PROBLEM DESCRIPTION: Copy the lines below word for word, leaving out any pictures.
....
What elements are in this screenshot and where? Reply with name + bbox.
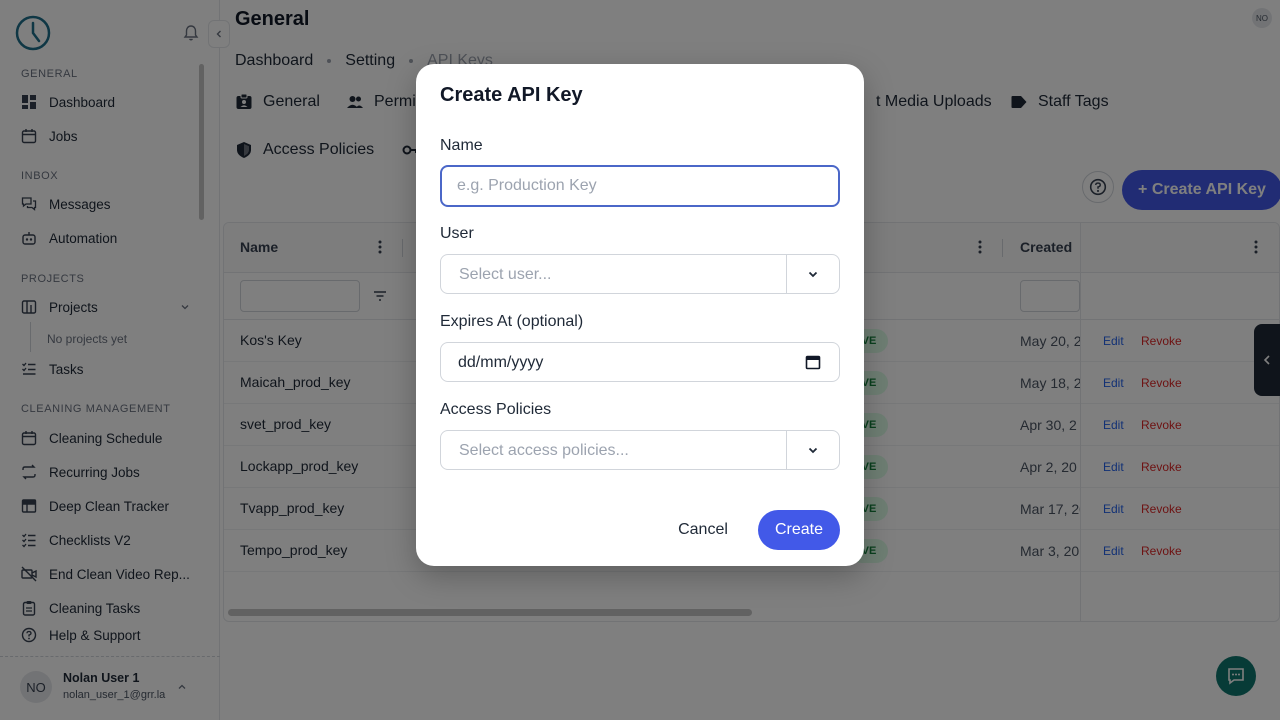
name-input[interactable] xyxy=(440,165,840,207)
user-select[interactable]: Select user... xyxy=(440,254,840,294)
calendar-icon[interactable] xyxy=(805,354,821,370)
policies-select-placeholder: Select access policies... xyxy=(459,442,629,459)
user-dropdown-toggle[interactable] xyxy=(786,255,839,293)
chevron-down-icon xyxy=(808,271,818,278)
user-label: User xyxy=(440,225,474,242)
chevron-down-icon xyxy=(808,447,818,454)
dialog-title: Create API Key xyxy=(440,84,583,106)
access-policies-label: Access Policies xyxy=(440,401,552,418)
create-api-key-dialog: Create API Key Name User Select user... … xyxy=(416,64,864,566)
name-label: Name xyxy=(440,137,483,154)
expires-label: Expires At (optional) xyxy=(440,313,584,330)
policies-dropdown-toggle[interactable] xyxy=(786,431,839,469)
access-policies-select[interactable]: Select access policies... xyxy=(440,430,840,470)
cancel-button[interactable]: Cancel xyxy=(660,510,746,550)
date-placeholder: dd/mm/yyyy xyxy=(458,354,544,371)
expires-date-input[interactable]: dd/mm/yyyy xyxy=(440,342,840,382)
create-button[interactable]: Create xyxy=(758,510,840,550)
user-select-placeholder: Select user... xyxy=(459,266,552,283)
....
COMPLETED TASK:
What elements are in this screenshot and where? Reply with name + bbox.
name-input[interactable] xyxy=(440,165,840,207)
user-select[interactable]: Select user... xyxy=(440,254,840,294)
calendar-icon[interactable] xyxy=(805,354,821,370)
policies-select-placeholder: Select access policies... xyxy=(459,442,629,459)
user-dropdown-toggle[interactable] xyxy=(786,255,839,293)
chevron-down-icon xyxy=(808,271,818,278)
user-label: User xyxy=(440,225,474,242)
chevron-down-icon xyxy=(808,447,818,454)
dialog-title: Create API Key xyxy=(440,84,583,106)
access-policies-label: Access Policies xyxy=(440,401,552,418)
create-api-key-dialog: Create API Key Name User Select user... … xyxy=(416,64,864,566)
name-label: Name xyxy=(440,137,483,154)
expires-label: Expires At (optional) xyxy=(440,313,584,330)
policies-dropdown-toggle[interactable] xyxy=(786,431,839,469)
access-policies-select[interactable]: Select access policies... xyxy=(440,430,840,470)
cancel-button[interactable]: Cancel xyxy=(660,510,746,550)
date-placeholder: dd/mm/yyyy xyxy=(458,354,544,371)
expires-date-input[interactable]: dd/mm/yyyy xyxy=(440,342,840,382)
create-button[interactable]: Create xyxy=(758,510,840,550)
user-select-placeholder: Select user... xyxy=(459,266,552,283)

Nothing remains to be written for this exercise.